[BEGIN Provided records]

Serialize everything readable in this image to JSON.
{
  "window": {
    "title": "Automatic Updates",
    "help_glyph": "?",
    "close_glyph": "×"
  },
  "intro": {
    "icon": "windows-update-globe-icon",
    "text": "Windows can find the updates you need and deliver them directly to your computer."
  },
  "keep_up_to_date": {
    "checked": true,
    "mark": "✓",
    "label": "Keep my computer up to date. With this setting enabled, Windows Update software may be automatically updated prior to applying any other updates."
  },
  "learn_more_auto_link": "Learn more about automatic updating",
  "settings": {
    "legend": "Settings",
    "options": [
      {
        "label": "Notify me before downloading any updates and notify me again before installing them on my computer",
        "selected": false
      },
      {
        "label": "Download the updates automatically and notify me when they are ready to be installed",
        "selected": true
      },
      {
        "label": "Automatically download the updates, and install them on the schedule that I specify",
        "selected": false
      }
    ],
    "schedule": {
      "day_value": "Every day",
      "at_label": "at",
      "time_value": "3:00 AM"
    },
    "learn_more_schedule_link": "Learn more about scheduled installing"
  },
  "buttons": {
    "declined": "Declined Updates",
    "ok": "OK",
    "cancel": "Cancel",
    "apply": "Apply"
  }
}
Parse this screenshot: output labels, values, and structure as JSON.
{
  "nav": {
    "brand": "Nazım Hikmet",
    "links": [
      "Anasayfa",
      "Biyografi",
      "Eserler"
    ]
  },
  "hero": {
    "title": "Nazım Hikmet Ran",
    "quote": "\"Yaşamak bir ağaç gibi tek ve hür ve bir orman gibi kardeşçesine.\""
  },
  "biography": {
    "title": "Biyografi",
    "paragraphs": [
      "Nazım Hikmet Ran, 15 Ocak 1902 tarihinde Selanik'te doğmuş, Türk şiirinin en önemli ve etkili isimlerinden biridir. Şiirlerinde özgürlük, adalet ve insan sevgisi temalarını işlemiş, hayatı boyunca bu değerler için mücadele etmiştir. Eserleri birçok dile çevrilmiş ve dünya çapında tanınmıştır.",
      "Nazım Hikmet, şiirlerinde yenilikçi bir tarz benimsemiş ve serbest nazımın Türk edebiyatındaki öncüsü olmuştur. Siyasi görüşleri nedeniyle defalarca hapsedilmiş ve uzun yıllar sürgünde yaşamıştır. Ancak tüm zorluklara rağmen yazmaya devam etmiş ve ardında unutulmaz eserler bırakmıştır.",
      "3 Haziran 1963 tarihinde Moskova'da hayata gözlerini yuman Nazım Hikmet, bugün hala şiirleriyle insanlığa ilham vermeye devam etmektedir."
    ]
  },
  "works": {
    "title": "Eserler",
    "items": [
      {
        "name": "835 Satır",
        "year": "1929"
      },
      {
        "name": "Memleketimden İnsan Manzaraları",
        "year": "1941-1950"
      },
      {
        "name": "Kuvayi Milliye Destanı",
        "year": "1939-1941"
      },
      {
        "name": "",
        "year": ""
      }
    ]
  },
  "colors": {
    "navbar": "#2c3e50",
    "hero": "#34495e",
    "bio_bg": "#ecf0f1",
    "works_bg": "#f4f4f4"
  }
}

[END Provided records]

Task statement - From the records above, copy every line that holds the word "year".

Answer -
        "year": "1929"
        "year": "1941-1950"
        "year": "1939-1941"
        "year": ""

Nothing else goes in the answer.